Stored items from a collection
## START

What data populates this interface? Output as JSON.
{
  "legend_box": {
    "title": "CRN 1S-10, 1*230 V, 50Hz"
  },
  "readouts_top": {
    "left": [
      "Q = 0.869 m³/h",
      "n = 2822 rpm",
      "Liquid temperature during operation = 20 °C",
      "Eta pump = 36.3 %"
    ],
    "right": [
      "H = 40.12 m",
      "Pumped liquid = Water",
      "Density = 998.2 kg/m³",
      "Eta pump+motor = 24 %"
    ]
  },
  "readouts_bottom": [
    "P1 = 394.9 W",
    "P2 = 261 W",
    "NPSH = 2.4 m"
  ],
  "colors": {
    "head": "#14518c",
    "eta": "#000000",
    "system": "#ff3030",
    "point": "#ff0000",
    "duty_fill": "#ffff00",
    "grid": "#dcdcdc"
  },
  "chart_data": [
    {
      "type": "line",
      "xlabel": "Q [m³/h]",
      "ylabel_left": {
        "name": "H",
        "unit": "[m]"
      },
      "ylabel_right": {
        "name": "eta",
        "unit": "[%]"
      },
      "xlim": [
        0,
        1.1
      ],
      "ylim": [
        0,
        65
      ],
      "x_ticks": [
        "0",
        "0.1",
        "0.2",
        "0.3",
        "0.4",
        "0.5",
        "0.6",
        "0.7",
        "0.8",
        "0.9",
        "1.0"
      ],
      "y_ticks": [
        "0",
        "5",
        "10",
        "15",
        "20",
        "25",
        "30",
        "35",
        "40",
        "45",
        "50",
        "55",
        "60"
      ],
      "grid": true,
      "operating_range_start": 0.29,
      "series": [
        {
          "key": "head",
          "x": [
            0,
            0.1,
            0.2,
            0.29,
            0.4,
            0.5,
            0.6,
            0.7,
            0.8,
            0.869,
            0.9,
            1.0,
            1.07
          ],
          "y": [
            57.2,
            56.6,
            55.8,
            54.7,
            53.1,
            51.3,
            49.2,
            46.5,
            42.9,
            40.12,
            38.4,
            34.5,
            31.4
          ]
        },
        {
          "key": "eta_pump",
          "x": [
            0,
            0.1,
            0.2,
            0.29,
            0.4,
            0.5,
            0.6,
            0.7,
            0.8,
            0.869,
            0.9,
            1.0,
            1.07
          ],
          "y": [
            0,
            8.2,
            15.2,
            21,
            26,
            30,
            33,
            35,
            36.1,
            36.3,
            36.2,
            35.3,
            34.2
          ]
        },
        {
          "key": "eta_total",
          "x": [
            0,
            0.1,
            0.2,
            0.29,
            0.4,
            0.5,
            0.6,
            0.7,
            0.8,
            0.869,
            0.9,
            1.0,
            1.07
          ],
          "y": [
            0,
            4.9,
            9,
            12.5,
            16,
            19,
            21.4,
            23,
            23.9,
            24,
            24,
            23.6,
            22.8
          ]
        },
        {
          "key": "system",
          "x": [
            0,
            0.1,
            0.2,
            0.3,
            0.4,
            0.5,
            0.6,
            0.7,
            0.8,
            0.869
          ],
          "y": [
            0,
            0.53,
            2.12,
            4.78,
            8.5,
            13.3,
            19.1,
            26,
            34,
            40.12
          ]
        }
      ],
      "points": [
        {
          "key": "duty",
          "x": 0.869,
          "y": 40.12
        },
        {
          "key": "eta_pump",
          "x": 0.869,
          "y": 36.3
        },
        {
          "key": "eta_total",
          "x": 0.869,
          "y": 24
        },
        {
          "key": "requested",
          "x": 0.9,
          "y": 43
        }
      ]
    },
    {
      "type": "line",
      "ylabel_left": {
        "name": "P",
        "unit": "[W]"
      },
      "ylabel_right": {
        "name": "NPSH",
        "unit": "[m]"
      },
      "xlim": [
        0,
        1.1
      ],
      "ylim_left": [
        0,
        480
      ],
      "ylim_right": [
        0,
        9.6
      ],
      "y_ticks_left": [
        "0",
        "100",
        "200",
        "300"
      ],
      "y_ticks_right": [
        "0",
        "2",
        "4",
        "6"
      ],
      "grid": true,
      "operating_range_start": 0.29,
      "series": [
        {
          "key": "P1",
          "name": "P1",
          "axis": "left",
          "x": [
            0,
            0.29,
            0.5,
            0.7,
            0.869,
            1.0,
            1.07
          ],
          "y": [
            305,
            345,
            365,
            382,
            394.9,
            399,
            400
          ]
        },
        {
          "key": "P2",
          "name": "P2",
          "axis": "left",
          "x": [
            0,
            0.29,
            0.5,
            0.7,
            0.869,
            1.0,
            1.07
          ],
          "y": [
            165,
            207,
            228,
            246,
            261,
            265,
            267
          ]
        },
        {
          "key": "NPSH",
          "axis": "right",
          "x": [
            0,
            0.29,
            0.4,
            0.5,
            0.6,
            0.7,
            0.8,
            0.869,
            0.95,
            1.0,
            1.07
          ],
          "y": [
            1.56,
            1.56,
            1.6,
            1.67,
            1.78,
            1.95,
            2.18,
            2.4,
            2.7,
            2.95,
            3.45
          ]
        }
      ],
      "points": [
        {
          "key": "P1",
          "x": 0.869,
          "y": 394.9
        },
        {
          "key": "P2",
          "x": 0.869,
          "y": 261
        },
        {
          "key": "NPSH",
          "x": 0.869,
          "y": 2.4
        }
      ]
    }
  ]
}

## END

## TASK DESCRIPTION
Exactly reproduce every line of the data above.

## SOLUTION TO THE EXERCISE
What data populates this interface? Output as JSON.
{
  "legend_box": {
    "title": "CRN 1S-10, 1*230 V, 50Hz"
  },
  "readouts_top": {
    "left": [
      "Q = 0.869 m³/h",
      "n = 2822 rpm",
      "Liquid temperature during operation = 20 °C",
      "Eta pump = 36.3 %"
    ],
    "right": [
      "H = 40.12 m",
      "Pumped liquid = Water",
      "Density = 998.2 kg/m³",
      "Eta pump+motor = 24 %"
    ]
  },
  "readouts_bottom": [
    "P1 = 394.9 W",
    "P2 = 261 W",
    "NPSH = 2.4 m"
  ],
  "colors": {
    "head": "#14518c",
    "eta": "#000000",
    "system": "#ff3030",
    "point": "#ff0000",
    "duty_fill": "#ffff00",
    "grid": "#dcdcdc"
  },
  "chart_data": [
    {
      "type": "line",
      "xlabel": "Q [m³/h]",
      "ylabel_left": {
        "name": "H",
        "unit": "[m]"
      },
      "ylabel_right": {
        "name": "eta",
        "unit": "[%]"
      },
      "xlim": [
        0,
        1.1
      ],
      "ylim": [
        0,
        65
      ],
      "x_ticks": [
        "0",
        "0.1",
        "0.2",
        "0.3",
        "0.4",
        "0.5",
        "0.6",
        "0.7",
        "0.8",
        "0.9",
        "1.0"
      ],
      "y_ticks": [
        "0",
        "5",
        "10",
        "15",
        "20",
        "25",
        "30",
        "35",
        "40",
        "45",
        "50",
        "55",
        "60"
      ],
      "grid": true,
      "operating_range_start": 0.29,
      "series": [
        {
          "key": "head",
          "x": [
            0,
            0.1,
            0.2,
            0.29,
            0.4,
            0.5,
            0.6,
            0.7,
            0.8,
            0.869,
            0.9,
            1.0,
            1.07
          ],
          "y": [
            57.2,
            56.6,
            55.8,
            54.7,
            53.1,
            51.3,
            49.2,
            46.5,
            42.9,
            40.12,
            38.4,
            34.5,
            31.4
          ]
        },
        {
          "key": "eta_pump",
          "x": [
            0,
            0.1,
            0.2,
            0.29,
            0.4,
            0.5,
            0.6,
            0.7,
            0.8,
            0.869,
            0.9,
            1.0,
            1.07
          ],
          "y": [
            0,
            8.2,
            15.2,
            21,
            26,
            30,
            33,
            35,
            36.1,
            36.3,
            36.2,
            35.3,
            34.2
          ]
        },
        {
          "key": "eta_total",
          "x": [
            0,
            0.1,
            0.2,
            0.29,
            0.4,
            0.5,
            0.6,
            0.7,
            0.8,
            0.869,
            0.9,
            1.0,
            1.07
          ],
          "y": [
            0,
            4.9,
            9,
            12.5,
            16,
            19,
            21.4,
            23,
            23.9,
            24,
            24,
            23.6,
            22.8
          ]
        },
        {
          "key": "system",
          "x": [
            0,
            0.1,
            0.2,
            0.3,
            0.4,
            0.5,
            0.6,
            0.7,
            0.8,
            0.869
          ],
          "y": [
            0,
            0.53,
            2.12,
            4.78,
            8.5,
            13.3,
            19.1,
            26,
            34,
            40.12
          ]
        }
      ],
      "points": [
        {
          "key": "duty",
          "x": 0.869,
          "y": 40.12
        },
        {
          "key": "eta_pump",
          "x": 0.869,
          "y": 36.3
        },
        {
          "key": "eta_total",
          "x": 0.869,
          "y": 24
        },
        {
          "key": "requested",
          "x": 0.9,
          "y": 43
        }
      ]
    },
    {
      "type": "line",
      "ylabel_left": {
        "name": "P",
        "unit": "[W]"
      },
      "ylabel_right": {
        "name": "NPSH",
        "unit": "[m]"
      },
      "xlim": [
        0,
        1.1
      ],
      "ylim_left": [
        0,
        480
      ],
      "ylim_right": [
        0,
        9.6
      ],
      "y_ticks_left": [
        "0",
        "100",
        "200",
        "300"
      ],
      "y_ticks_right": [
        "0",
        "2",
        "4",
        "6"
      ],
      "grid": true,
      "operating_range_start": 0.29,
      "series": [
        {
          "key": "P1",
          "name": "P1",
          "axis": "left",
          "x": [
            0,
            0.29,
            0.5,
            0.7,
            0.869,
            1.0,
            1.07
          ],
          "y": [
            305,
            345,
            365,
            382,
            394.9,
            399,
            400
          ]
        },
        {
          "key": "P2",
          "name": "P2",
          "axis": "left",
          "x": [
            0,
            0.29,
            0.5,
            0.7,
            0.869,
            1.0,
            1.07
          ],
          "y": [
            165,
            207,
            228,
            246,
            261,
            265,
            267
          ]
        },
        {
          "key": "NPSH",
          "axis": "right",
          "x": [
            0,
            0.29,
            0.4,
            0.5,
            0.6,
            0.7,
            0.8,
            0.869,
            0.95,
            1.0,
            1.07
          ],
          "y": [
            1.56,
            1.56,
            1.6,
            1.67,
            1.78,
            1.95,
            2.18,
            2.4,
            2.7,
            2.95,
            3.45
          ]
        }
      ],
      "points": [
        {
          "key": "P1",
          "x": 0.869,
          "y": 394.9
        },
        {
          "key": "P2",
          "x": 0.869,
          "y": 261
        },
        {
          "key": "NPSH",
          "x": 0.869,
          "y": 2.4
        }
      ]
    }
  ]
}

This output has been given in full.